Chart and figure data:

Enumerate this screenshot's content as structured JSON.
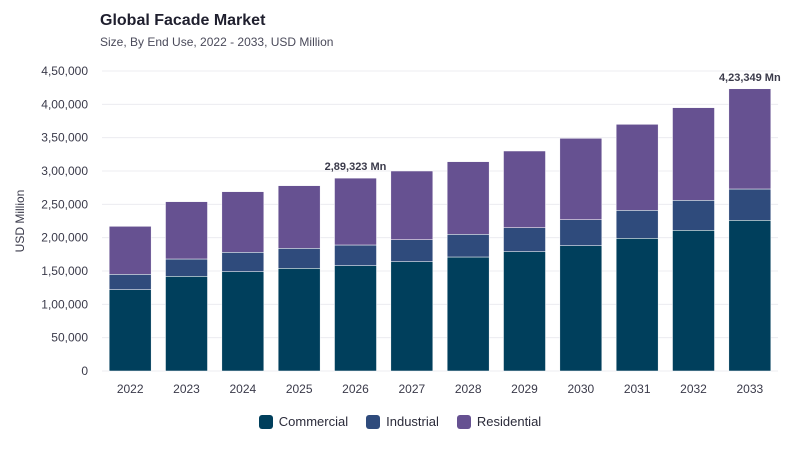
{
  "header": {
    "title": "Global Facade Market",
    "subtitle": "Size, By End Use, 2022 - 2033, USD Million"
  },
  "chart_data": {
    "type": "bar",
    "stacked": true,
    "title": "Global Facade Market",
    "subtitle": "Size, By End Use, 2022 - 2033, USD Million",
    "xlabel": "",
    "ylabel": "USD Million",
    "ylim": [
      0,
      450000
    ],
    "yticks": [
      0,
      50000,
      100000,
      150000,
      200000,
      250000,
      300000,
      350000,
      400000,
      450000
    ],
    "ytick_labels": [
      "0",
      "50,000",
      "1,00,000",
      "1,50,000",
      "2,00,000",
      "2,50,000",
      "3,00,000",
      "3,50,000",
      "4,00,000",
      "4,50,000"
    ],
    "categories": [
      "2022",
      "2023",
      "2024",
      "2025",
      "2026",
      "2027",
      "2028",
      "2029",
      "2030",
      "2031",
      "2032",
      "2033"
    ],
    "series": [
      {
        "name": "Commercial",
        "color": "#003f5c",
        "values": [
          122000,
          142000,
          149000,
          154000,
          158000,
          164000,
          171000,
          179000,
          188000,
          199000,
          211000,
          226000
        ]
      },
      {
        "name": "Industrial",
        "color": "#2f4b7c",
        "values": [
          23000,
          26000,
          29000,
          30000,
          31000,
          33000,
          34000,
          36000,
          39000,
          42000,
          45000,
          47000
        ]
      },
      {
        "name": "Residential",
        "color": "#665191",
        "values": [
          72000,
          86000,
          91000,
          94000,
          100323,
          103000,
          109000,
          115000,
          122000,
          129000,
          139000,
          150349
        ]
      }
    ],
    "annotations": [
      {
        "category": "2026",
        "text": "2,89,323 Mn"
      },
      {
        "category": "2033",
        "text": "4,23,349 Mn"
      }
    ],
    "grid": true,
    "legend_position": "bottom-center"
  }
}
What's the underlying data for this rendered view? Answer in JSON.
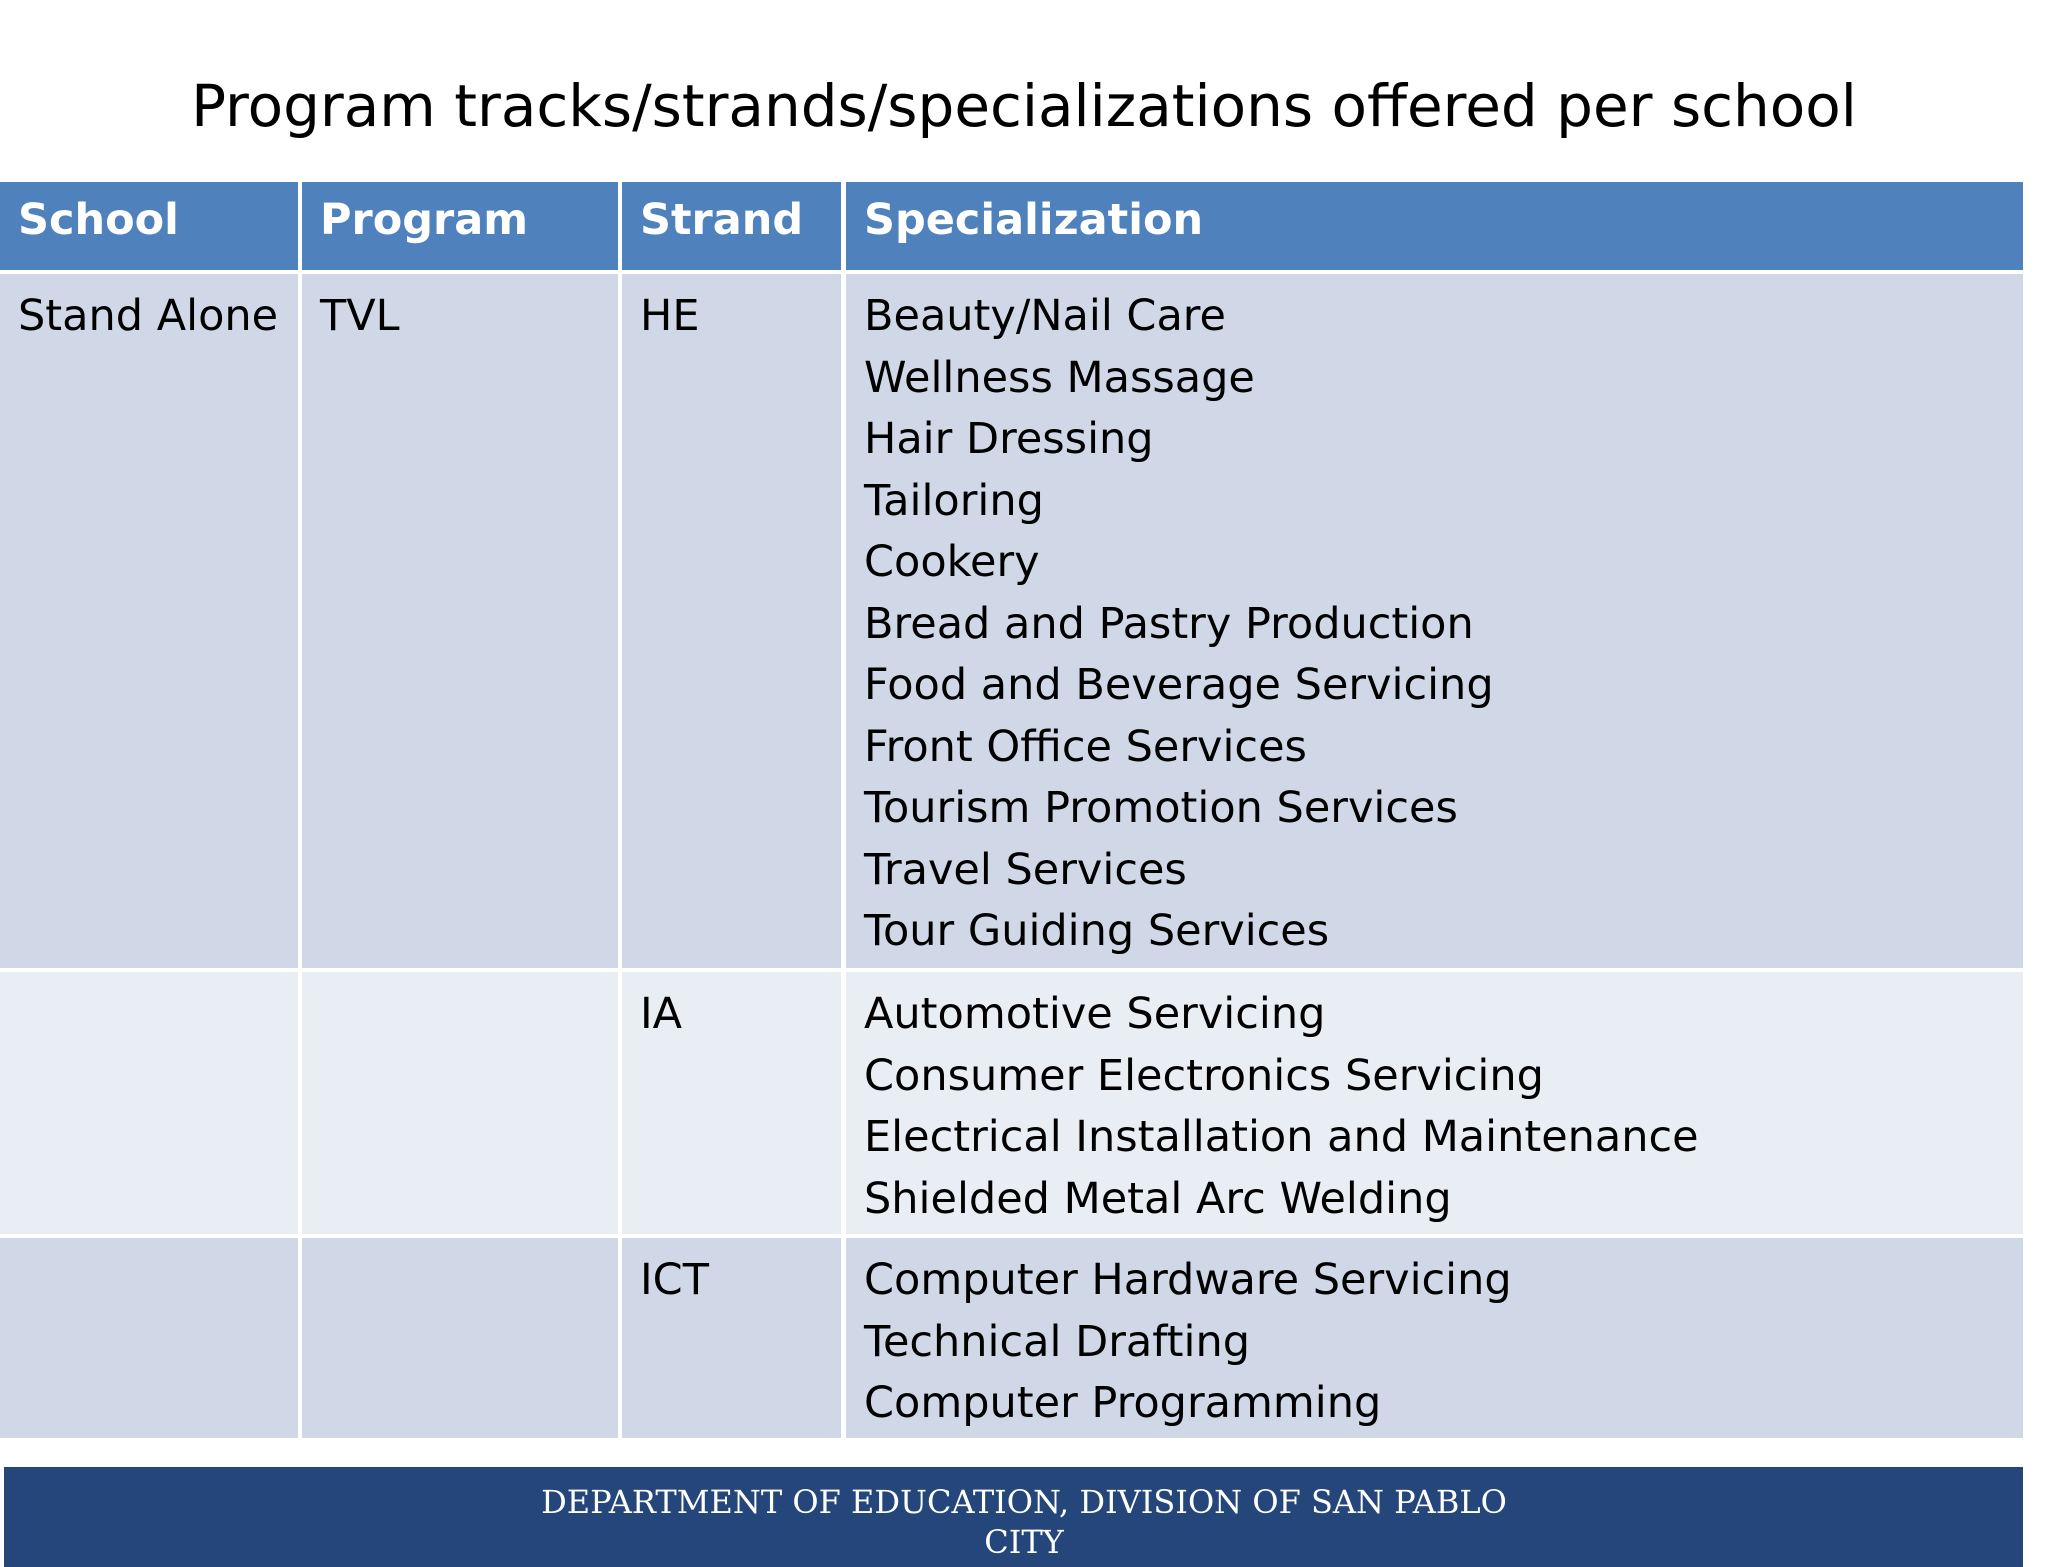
{
  "title": "Program tracks/strands/specializations offered per school",
  "table": {
    "header": [
      "School",
      "Program",
      "Strand",
      "Specialization"
    ],
    "rows": [
      {
        "school": "Stand Alone",
        "program": "TVL",
        "strand": "HE",
        "specializations": [
          "Beauty/Nail Care",
          "Wellness Massage",
          "Hair Dressing",
          "Tailoring",
          "Cookery",
          "Bread and Pastry Production",
          "Food and Beverage Servicing",
          "Front Office Services",
          "Tourism Promotion Services",
          "Travel Services",
          "Tour Guiding Services"
        ]
      },
      {
        "strand": "IA",
        "specializations": [
          "Automotive Servicing",
          "Consumer Electronics Servicing",
          "Electrical Installation and Maintenance",
          "Shielded Metal Arc Welding"
        ]
      },
      {
        "strand": "ICT",
        "specializations": [
          "Computer Hardware Servicing",
          "Technical Drafting",
          "Computer Programming"
        ]
      }
    ]
  },
  "footer": "DEPARTMENT OF EDUCATION, DIVISION OF SAN PABLO CITY"
}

Exercise task:
Nothing in the entries should change as you copy them, except that the pictures are left out.

Answer for this exercise:
Enumerate this screenshot's content as structured JSON.
{
  "header": {
    "title": "Global Facade Market",
    "subtitle": "Size, By End Use, 2022 - 2033, USD Million"
  },
  "chart_data": {
    "type": "bar",
    "stacked": true,
    "title": "Global Facade Market",
    "subtitle": "Size, By End Use, 2022 - 2033, USD Million",
    "xlabel": "",
    "ylabel": "USD Million",
    "ylim": [
      0,
      450000
    ],
    "yticks": [
      0,
      50000,
      100000,
      150000,
      200000,
      250000,
      300000,
      350000,
      400000,
      450000
    ],
    "ytick_labels": [
      "0",
      "50,000",
      "1,00,000",
      "1,50,000",
      "2,00,000",
      "2,50,000",
      "3,00,000",
      "3,50,000",
      "4,00,000",
      "4,50,000"
    ],
    "categories": [
      "2022",
      "2023",
      "2024",
      "2025",
      "2026",
      "2027",
      "2028",
      "2029",
      "2030",
      "2031",
      "2032",
      "2033"
    ],
    "series": [
      {
        "name": "Commercial",
        "color": "#003f5c",
        "values": [
          122000,
          142000,
          149000,
          154000,
          158000,
          164000,
          171000,
          179000,
          188000,
          199000,
          211000,
          226000
        ]
      },
      {
        "name": "Industrial",
        "color": "#2f4b7c",
        "values": [
          23000,
          26000,
          29000,
          30000,
          31000,
          33000,
          34000,
          36000,
          39000,
          42000,
          45000,
          47000
        ]
      },
      {
        "name": "Residential",
        "color": "#665191",
        "values": [
          72000,
          86000,
          91000,
          94000,
          100323,
          103000,
          109000,
          115000,
          122000,
          129000,
          139000,
          150349
        ]
      }
    ],
    "annotations": [
      {
        "category": "2026",
        "text": "2,89,323 Mn"
      },
      {
        "category": "2033",
        "text": "4,23,349 Mn"
      }
    ],
    "grid": true,
    "legend_position": "bottom-center"
  }
}
What's the underlying data for this rendered view? Answer in JSON.
{
  "title": "Program tracks/strands/specializations offered per school",
  "table": {
    "header": [
      "School",
      "Program",
      "Strand",
      "Specialization"
    ],
    "rows": [
      {
        "school": "Stand Alone",
        "program": "TVL",
        "strand": "HE",
        "specializations": [
          "Beauty/Nail Care",
          "Wellness Massage",
          "Hair Dressing",
          "Tailoring",
          "Cookery",
          "Bread and Pastry Production",
          "Food and Beverage Servicing",
          "Front Office Services",
          "Tourism Promotion Services",
          "Travel Services",
          "Tour Guiding Services"
        ]
      },
      {
        "strand": "IA",
        "specializations": [
          "Automotive Servicing",
          "Consumer Electronics Servicing",
          "Electrical Installation and Maintenance",
          "Shielded Metal Arc Welding"
        ]
      },
      {
        "strand": "ICT",
        "specializations": [
          "Computer Hardware Servicing",
          "Technical Drafting",
          "Computer Programming"
        ]
      }
    ]
  },
  "footer": "DEPARTMENT OF EDUCATION, DIVISION OF SAN PABLO CITY"
}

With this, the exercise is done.